* [WRITTEN INSTRUCTION]
Go through the data below and gather each line containing "Russian".

— start DATA ENTRIES —

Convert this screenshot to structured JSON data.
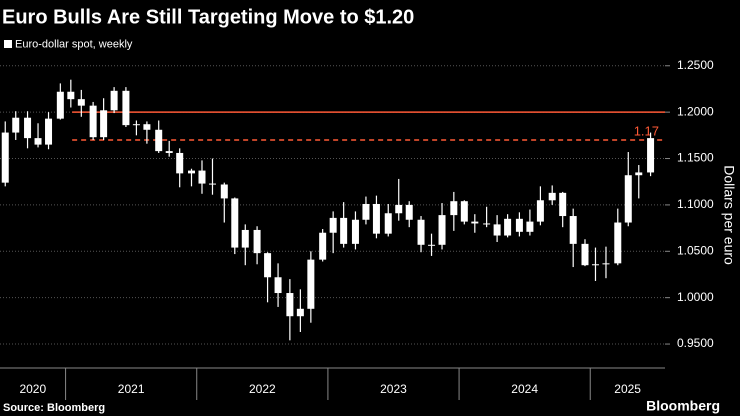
{
  "chart_data": {
    "type": "candlestick",
    "title": "Euro Bulls Are Still Targeting Move to $1.20",
    "legend": "Euro-dollar spot, weekly",
    "y_label": "Dollars per euro",
    "source": "Source: Bloomberg",
    "brand": "Bloomberg",
    "color": "#ffffff",
    "grid": true,
    "xlim": [
      2020.5,
      2025.57
    ],
    "xticks": [
      {
        "value": 2020,
        "label": "2020"
      },
      {
        "value": 2021,
        "label": "2021"
      },
      {
        "value": 2022,
        "label": "2022"
      },
      {
        "value": 2023,
        "label": "2023"
      },
      {
        "value": 2024,
        "label": "2024"
      },
      {
        "value": 2025,
        "label": "2025"
      }
    ],
    "ylim": [
      0.93,
      1.267
    ],
    "yticks": [
      {
        "value": 0.95,
        "label": "0.9500"
      },
      {
        "value": 1.0,
        "label": "1.0000"
      },
      {
        "value": 1.05,
        "label": "1.0500"
      },
      {
        "value": 1.1,
        "label": "1.1000"
      },
      {
        "value": 1.15,
        "label": "1.1500"
      },
      {
        "value": 1.2,
        "label": "1.2000"
      },
      {
        "value": 1.25,
        "label": "1.2500"
      }
    ],
    "reference_lines": [
      {
        "value": 1.2,
        "from": 2021.05,
        "style": "solid",
        "color": "#ff5a36"
      },
      {
        "value": 1.17,
        "from": 2021.05,
        "style": "dashed",
        "color": "#ff5a36",
        "label": "1.17"
      }
    ],
    "x": [
      2020.54,
      2020.62,
      2020.71,
      2020.79,
      2020.87,
      2020.96,
      2021.04,
      2021.12,
      2021.21,
      2021.29,
      2021.37,
      2021.46,
      2021.54,
      2021.62,
      2021.71,
      2021.79,
      2021.87,
      2021.96,
      2022.04,
      2022.12,
      2022.21,
      2022.29,
      2022.37,
      2022.46,
      2022.54,
      2022.62,
      2022.71,
      2022.79,
      2022.87,
      2022.96,
      2023.04,
      2023.12,
      2023.21,
      2023.29,
      2023.37,
      2023.46,
      2023.54,
      2023.62,
      2023.71,
      2023.79,
      2023.87,
      2023.96,
      2024.04,
      2024.12,
      2024.21,
      2024.29,
      2024.37,
      2024.46,
      2024.54,
      2024.62,
      2024.71,
      2024.79,
      2024.87,
      2024.96,
      2025.04,
      2025.12,
      2025.21,
      2025.29,
      2025.37,
      2025.46
    ],
    "open": [
      1.124,
      1.178,
      1.194,
      1.172,
      1.165,
      1.193,
      1.222,
      1.214,
      1.207,
      1.173,
      1.202,
      1.223,
      1.186,
      1.187,
      1.181,
      1.158,
      1.156,
      1.134,
      1.137,
      1.123,
      1.122,
      1.107,
      1.054,
      1.073,
      1.048,
      1.022,
      1.005,
      0.98,
      0.988,
      1.041,
      1.07,
      1.086,
      1.058,
      1.084,
      1.101,
      1.069,
      1.091,
      1.1,
      1.084,
      1.057,
      1.057,
      1.089,
      1.104,
      1.082,
      1.08,
      1.079,
      1.067,
      1.085,
      1.071,
      1.082,
      1.105,
      1.113,
      1.088,
      1.058,
      1.035,
      1.036,
      1.037,
      1.081,
      1.132,
      1.135
    ],
    "high": [
      1.19,
      1.201,
      1.201,
      1.188,
      1.2,
      1.231,
      1.235,
      1.224,
      1.211,
      1.215,
      1.227,
      1.227,
      1.191,
      1.19,
      1.191,
      1.169,
      1.161,
      1.139,
      1.148,
      1.15,
      1.124,
      1.108,
      1.079,
      1.077,
      1.049,
      1.037,
      1.02,
      1.009,
      1.05,
      1.074,
      1.093,
      1.103,
      1.093,
      1.109,
      1.11,
      1.101,
      1.128,
      1.104,
      1.088,
      1.069,
      1.102,
      1.114,
      1.105,
      1.09,
      1.098,
      1.089,
      1.09,
      1.092,
      1.095,
      1.12,
      1.121,
      1.114,
      1.096,
      1.063,
      1.054,
      1.055,
      1.096,
      1.157,
      1.143,
      1.178
    ],
    "low": [
      1.12,
      1.17,
      1.161,
      1.162,
      1.16,
      1.192,
      1.205,
      1.195,
      1.17,
      1.17,
      1.199,
      1.184,
      1.175,
      1.166,
      1.156,
      1.152,
      1.119,
      1.12,
      1.112,
      1.111,
      1.081,
      1.047,
      1.035,
      1.036,
      0.995,
      0.99,
      0.954,
      0.963,
      0.973,
      1.039,
      1.048,
      1.054,
      1.052,
      1.079,
      1.064,
      1.066,
      1.083,
      1.076,
      1.049,
      1.045,
      1.052,
      1.072,
      1.079,
      1.07,
      1.076,
      1.06,
      1.065,
      1.066,
      1.067,
      1.078,
      1.1,
      1.076,
      1.033,
      1.034,
      1.018,
      1.021,
      1.035,
      1.077,
      1.107,
      1.131
    ],
    "close": [
      1.178,
      1.194,
      1.172,
      1.165,
      1.193,
      1.222,
      1.214,
      1.207,
      1.173,
      1.202,
      1.223,
      1.186,
      1.187,
      1.181,
      1.158,
      1.156,
      1.134,
      1.137,
      1.123,
      1.122,
      1.107,
      1.054,
      1.073,
      1.048,
      1.022,
      1.005,
      0.98,
      0.988,
      1.041,
      1.07,
      1.086,
      1.058,
      1.084,
      1.101,
      1.069,
      1.091,
      1.1,
      1.084,
      1.057,
      1.057,
      1.089,
      1.104,
      1.082,
      1.08,
      1.079,
      1.067,
      1.085,
      1.071,
      1.082,
      1.105,
      1.113,
      1.088,
      1.058,
      1.035,
      1.036,
      1.037,
      1.081,
      1.132,
      1.135,
      1.172
    ]
  }
}
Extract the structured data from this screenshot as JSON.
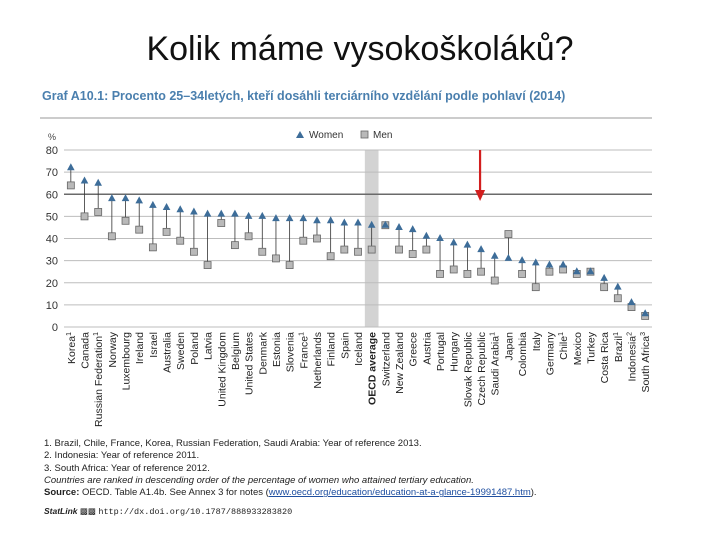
{
  "slide_title": "Kolik máme vysokoškoláků?",
  "chart_title": "Graf A10.1: Procento 25–34letých, kteří dosáhli terciárního vzdělání podle pohlaví (2014)",
  "colors": {
    "women": "#3d6d99",
    "men": "#b9b9b9",
    "title": "#4a7fae",
    "arrow": "#d21e1e",
    "oecd_band": "#d3d3d3"
  },
  "chart_data": {
    "type": "scatter",
    "ylabel": "%",
    "ylim": [
      0,
      80
    ],
    "yticks": [
      0,
      10,
      20,
      30,
      40,
      50,
      60,
      70,
      80
    ],
    "legend": {
      "position": "top-center",
      "items": [
        "Women",
        "Men"
      ]
    },
    "categories": [
      {
        "name": "Korea",
        "sup": "1"
      },
      {
        "name": "Canada",
        "sup": ""
      },
      {
        "name": "Russian Federation",
        "sup": "1"
      },
      {
        "name": "Norway",
        "sup": ""
      },
      {
        "name": "Luxembourg",
        "sup": ""
      },
      {
        "name": "Ireland",
        "sup": ""
      },
      {
        "name": "Israel",
        "sup": ""
      },
      {
        "name": "Australia",
        "sup": ""
      },
      {
        "name": "Sweden",
        "sup": ""
      },
      {
        "name": "Poland",
        "sup": ""
      },
      {
        "name": "Latvia",
        "sup": ""
      },
      {
        "name": "United Kingdom",
        "sup": ""
      },
      {
        "name": "Belgium",
        "sup": ""
      },
      {
        "name": "United States",
        "sup": ""
      },
      {
        "name": "Denmark",
        "sup": ""
      },
      {
        "name": "Estonia",
        "sup": ""
      },
      {
        "name": "Slovenia",
        "sup": ""
      },
      {
        "name": "France",
        "sup": "1"
      },
      {
        "name": "Netherlands",
        "sup": ""
      },
      {
        "name": "Finland",
        "sup": ""
      },
      {
        "name": "Spain",
        "sup": ""
      },
      {
        "name": "Iceland",
        "sup": ""
      },
      {
        "name": "OECD average",
        "sup": "",
        "bold": true
      },
      {
        "name": "Switzerland",
        "sup": ""
      },
      {
        "name": "New Zealand",
        "sup": ""
      },
      {
        "name": "Greece",
        "sup": ""
      },
      {
        "name": "Austria",
        "sup": ""
      },
      {
        "name": "Portugal",
        "sup": ""
      },
      {
        "name": "Hungary",
        "sup": ""
      },
      {
        "name": "Slovak Republic",
        "sup": ""
      },
      {
        "name": "Czech Republic",
        "sup": ""
      },
      {
        "name": "Saudi Arabia",
        "sup": "1"
      },
      {
        "name": "Japan",
        "sup": ""
      },
      {
        "name": "Colombia",
        "sup": ""
      },
      {
        "name": "Italy",
        "sup": ""
      },
      {
        "name": "Germany",
        "sup": ""
      },
      {
        "name": "Chile",
        "sup": "1"
      },
      {
        "name": "Mexico",
        "sup": ""
      },
      {
        "name": "Turkey",
        "sup": ""
      },
      {
        "name": "Costa Rica",
        "sup": ""
      },
      {
        "name": "Brazil",
        "sup": "1"
      },
      {
        "name": "Indonesia",
        "sup": "2"
      },
      {
        "name": "South Africa",
        "sup": "3"
      }
    ],
    "series": [
      {
        "name": "Women",
        "marker": "triangle",
        "values": [
          72,
          66,
          65,
          58,
          58,
          57,
          55,
          54,
          53,
          52,
          51,
          51,
          51,
          50,
          50,
          49,
          49,
          49,
          48,
          48,
          47,
          47,
          46,
          46,
          45,
          44,
          41,
          40,
          38,
          37,
          35,
          32,
          31,
          30,
          29,
          28,
          28,
          25,
          25,
          22,
          18,
          11,
          6
        ]
      },
      {
        "name": "Men",
        "marker": "square",
        "values": [
          64,
          50,
          52,
          41,
          48,
          44,
          36,
          43,
          39,
          34,
          28,
          47,
          37,
          41,
          34,
          31,
          28,
          39,
          40,
          32,
          35,
          34,
          35,
          46,
          35,
          33,
          35,
          24,
          26,
          24,
          25,
          21,
          42,
          24,
          18,
          25,
          26,
          24,
          25,
          18,
          13,
          9,
          5
        ]
      }
    ],
    "highlight": {
      "category": "OECD average",
      "arrow_to": "Czech Republic"
    }
  },
  "footnotes": {
    "line1": "1. Brazil, Chile, France, Korea, Russian Federation, Saudi Arabia: Year of reference 2013.",
    "line2": "2. Indonesia: Year of reference 2011.",
    "line3": "3. South Africa: Year of reference 2012.",
    "line4": "Countries are ranked in descending order of the percentage of women who attained tertiary education.",
    "source_label": "Source:",
    "source_text": " OECD. Table A1.4b. See Annex 3 for notes (",
    "source_link": "www.oecd.org/education/education-at-a-glance-19991487.htm",
    "source_end": ")."
  },
  "statlink": {
    "logo": "StatLink",
    "url": "http://dx.doi.org/10.1787/888933283820"
  }
}
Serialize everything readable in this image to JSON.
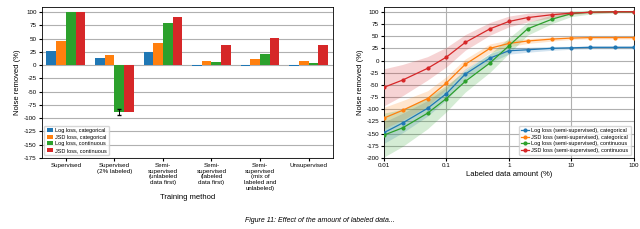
{
  "chart_data": [
    {
      "type": "bar",
      "xlabel": "Training method",
      "ylabel": "Noise removed (%)",
      "categories": [
        "Supervised",
        "Supervised\n(2% labeled)",
        "Semi-\nsupervised\n(unlabeled\ndata first)",
        "Semi-\nsupervised\n(labeled\ndata first)",
        "Semi-\nsupervised\n(mix of\nlabeled and\nunlabeled)",
        "Unsupervised"
      ],
      "series": [
        {
          "name": "Log loss, categorical",
          "values": [
            27,
            14,
            24,
            -2,
            -2,
            -2
          ]
        },
        {
          "name": "JSD loss, categorical",
          "values": [
            46,
            20,
            41,
            8,
            11,
            8
          ]
        },
        {
          "name": "Log loss, continuous",
          "values": [
            100,
            -88,
            80,
            6,
            21,
            4
          ],
          "errors": [
            null,
            6,
            null,
            null,
            null,
            null
          ]
        },
        {
          "name": "JSD loss, continuous",
          "values": [
            100,
            -88,
            90,
            38,
            52,
            38
          ]
        }
      ],
      "ylim": [
        -175,
        110
      ],
      "yticks": [
        -175,
        -150,
        -125,
        -100,
        -75,
        -50,
        -25,
        0,
        25,
        50,
        75,
        100
      ],
      "grid": "y",
      "legend": "lower left"
    },
    {
      "type": "line",
      "xlabel": "Labeled data amount (%)",
      "ylabel": "Noise removed (%)",
      "x": [
        0.01,
        0.02,
        0.05,
        0.1,
        0.2,
        0.5,
        1.0,
        2.0,
        5.0,
        10.0,
        20.0,
        50.0,
        100.0
      ],
      "log": "x",
      "series": [
        {
          "name": "Log loss (semi-supervised), categorical",
          "marker": "o",
          "values": [
            -148,
            -128,
            -98,
            -68,
            -28,
            5,
            20,
            22,
            25,
            26,
            27,
            27,
            27
          ],
          "errors": [
            22,
            20,
            16,
            13,
            11,
            9,
            7,
            5,
            4,
            3,
            3,
            3,
            3
          ]
        },
        {
          "name": "JSD loss (semi-supervised), categorical",
          "marker": "o",
          "values": [
            -118,
            -102,
            -78,
            -46,
            -8,
            25,
            35,
            40,
            44,
            46,
            47,
            47,
            47
          ],
          "errors": [
            22,
            20,
            16,
            13,
            11,
            9,
            7,
            5,
            4,
            3,
            3,
            3,
            3
          ]
        },
        {
          "name": "Log loss (semi-supervised), continuous",
          "marker": "o",
          "values": [
            -153,
            -138,
            -108,
            -78,
            -43,
            -5,
            30,
            65,
            85,
            96,
            99,
            100,
            100
          ],
          "errors": [
            45,
            38,
            32,
            27,
            22,
            19,
            16,
            13,
            9,
            6,
            4,
            2,
            2
          ]
        },
        {
          "name": "JSD loss (semi-supervised), continuous",
          "marker": "o",
          "values": [
            -55,
            -40,
            -16,
            7,
            37,
            65,
            80,
            88,
            94,
            97,
            99,
            100,
            100
          ],
          "errors": [
            38,
            32,
            24,
            20,
            16,
            13,
            11,
            9,
            6,
            3,
            2,
            2,
            2
          ]
        }
      ],
      "xlim": [
        0.01,
        100
      ],
      "xticks": [
        0.01,
        0.1,
        1,
        10,
        100
      ],
      "ylim": [
        -200,
        110
      ],
      "yticks": [
        -200,
        -175,
        -150,
        -125,
        -100,
        -75,
        -50,
        -25,
        0,
        25,
        50,
        75,
        100
      ],
      "grid": true,
      "legend": "lower right"
    }
  ],
  "caption": "Figure 11: Effect of the amount of labeled data..."
}
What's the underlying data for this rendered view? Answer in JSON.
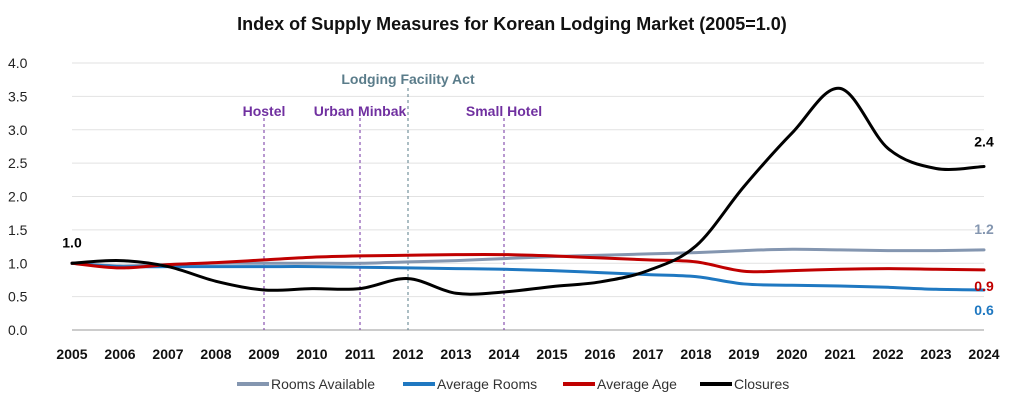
{
  "chart_data": {
    "type": "line",
    "title": "Index of Supply Measures for Korean Lodging Market (2005=1.0)",
    "x": [
      2005,
      2006,
      2007,
      2008,
      2009,
      2010,
      2011,
      2012,
      2013,
      2014,
      2015,
      2016,
      2017,
      2018,
      2019,
      2020,
      2021,
      2022,
      2023,
      2024
    ],
    "ylim": [
      0,
      4
    ],
    "yticks": [
      "0.0",
      "0.5",
      "1.0",
      "1.5",
      "2.0",
      "2.5",
      "3.0",
      "3.5",
      "4.0"
    ],
    "grid": true,
    "legend_position": "bottom",
    "series": [
      {
        "name": "Rooms Available",
        "color": "#8496b0",
        "values": [
          1.0,
          0.96,
          0.98,
          1.0,
          1.0,
          1.0,
          1.0,
          1.02,
          1.04,
          1.07,
          1.1,
          1.12,
          1.14,
          1.16,
          1.19,
          1.21,
          1.2,
          1.19,
          1.19,
          1.2
        ]
      },
      {
        "name": "Average Rooms",
        "color": "#1f78c1",
        "values": [
          1.0,
          0.95,
          0.95,
          0.95,
          0.95,
          0.95,
          0.94,
          0.93,
          0.92,
          0.91,
          0.89,
          0.86,
          0.83,
          0.8,
          0.69,
          0.67,
          0.66,
          0.64,
          0.61,
          0.6
        ]
      },
      {
        "name": "Average Age",
        "color": "#c00000",
        "values": [
          1.0,
          0.93,
          0.98,
          1.01,
          1.05,
          1.09,
          1.11,
          1.12,
          1.13,
          1.13,
          1.11,
          1.08,
          1.05,
          1.02,
          0.88,
          0.89,
          0.91,
          0.92,
          0.91,
          0.9
        ]
      },
      {
        "name": "Closures",
        "color": "#000000",
        "values": [
          1.0,
          1.04,
          0.95,
          0.73,
          0.6,
          0.62,
          0.62,
          0.77,
          0.55,
          0.57,
          0.65,
          0.72,
          0.89,
          1.26,
          2.15,
          2.95,
          3.62,
          2.72,
          2.42,
          2.45
        ]
      }
    ],
    "annotations": [
      {
        "label": "Hostel",
        "year": 2009,
        "color": "#7030a0",
        "row": 2
      },
      {
        "label": "Urban Minbak",
        "year": 2011,
        "color": "#7030a0",
        "row": 2
      },
      {
        "label": "Lodging Facility Act",
        "year": 2012,
        "color": "#5a7c8a",
        "row": 1
      },
      {
        "label": "Small Hotel",
        "year": 2014,
        "color": "#7030a0",
        "row": 2
      }
    ],
    "end_labels": [
      {
        "text": "1.0",
        "color": "#000000",
        "year": 2005,
        "value": 1.0
      },
      {
        "text": "2.4",
        "color": "#000000",
        "year": 2024,
        "value": 2.45
      },
      {
        "text": "1.2",
        "color": "#8496b0",
        "year": 2024,
        "value": 1.2
      },
      {
        "text": "0.9",
        "color": "#c00000",
        "year": 2024,
        "value": 0.9
      },
      {
        "text": "0.6",
        "color": "#1f78c1",
        "year": 2024,
        "value": 0.6
      }
    ]
  }
}
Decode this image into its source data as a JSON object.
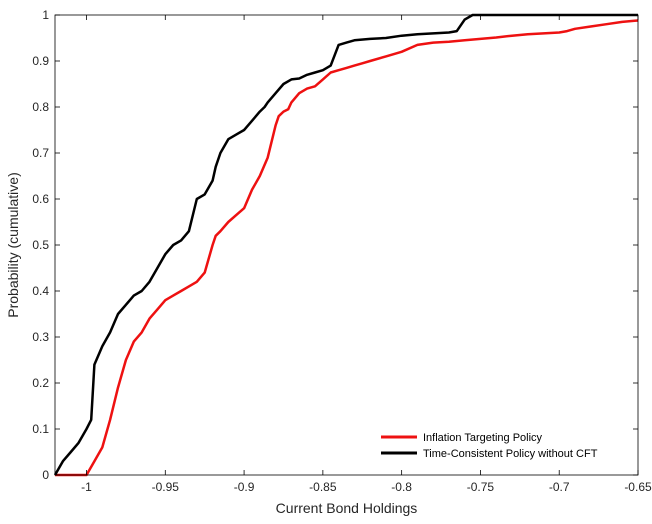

— end DATA ENTRIES —

* [EXERCISE SOLUTION]
        "name": "Russian Federation",
    "line1": "1. Brazil, Chile, France, Korea, Russian Federation, Saudi Arabia: Year of reference 2013.",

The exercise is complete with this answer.